- _WHAT THE TASK REQUIRES_
Which lines contain the string "вашей"? Please list every one of them.

- _Part of a data file_
[start]

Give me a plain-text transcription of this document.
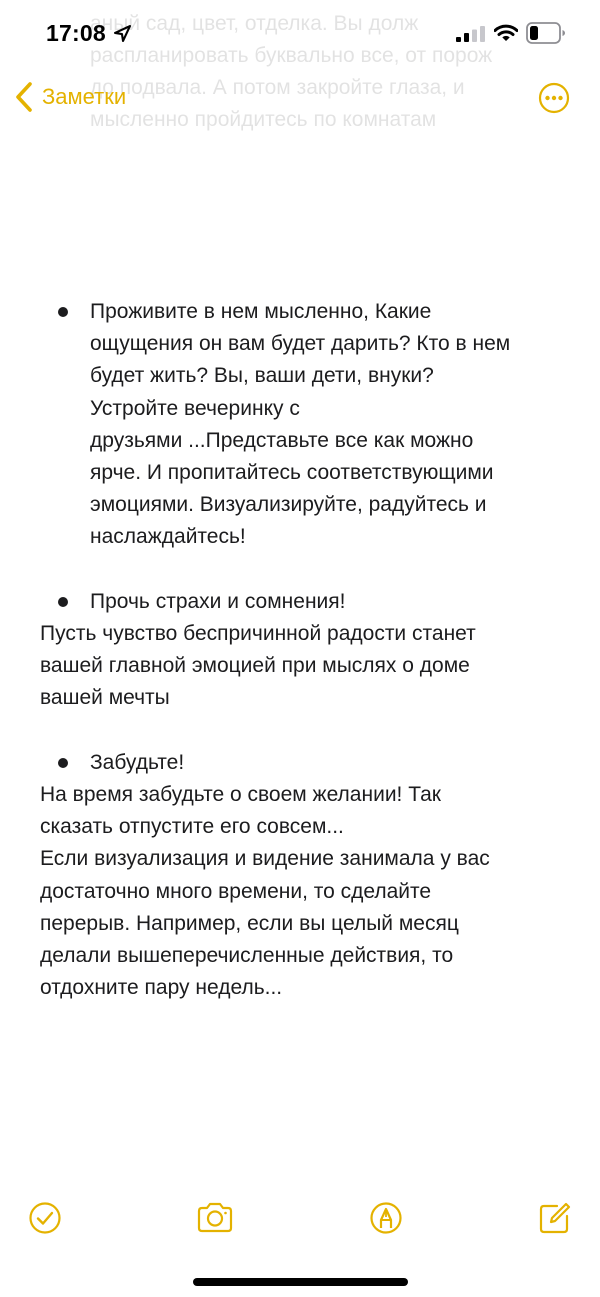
17:08
аный сад, цвет, отделка. Вы долж
распланировать буквально все, от порож
до подвала. А потом закройте глаза, и
мысленно пройдитесь по комнатам
Заметки
Проживите в нем мысленно, Какие
ощущения он вам будет дарить? Кто в нем
будет жить? Вы, ваши дети, внуки?
Устройте вечеринку с
друзьями ...Представьте все как можно
ярче. И пропитайтесь соответствующими
эмоциями. Визуализируйте, радуйтесь и
наслаждайтесь!
Прочь страхи и сомнения!
Пусть чувство беспричинной радости станет
вашей главной эмоцией при мыслях о доме
вашей мечты
Забудьте!
На время забудьте о своем желании! Так
сказать отпустите его совсем...
Если визуализация и видение занимала у вас
достаточно много времени, то сделайте
перерыв. Например, если вы целый месяц
делали вышеперечисленные действия, то
отдохните пару недель...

[end]

- _FULL RESPONSE_
вашей главной эмоцией при мыслях о доме
вашей мечты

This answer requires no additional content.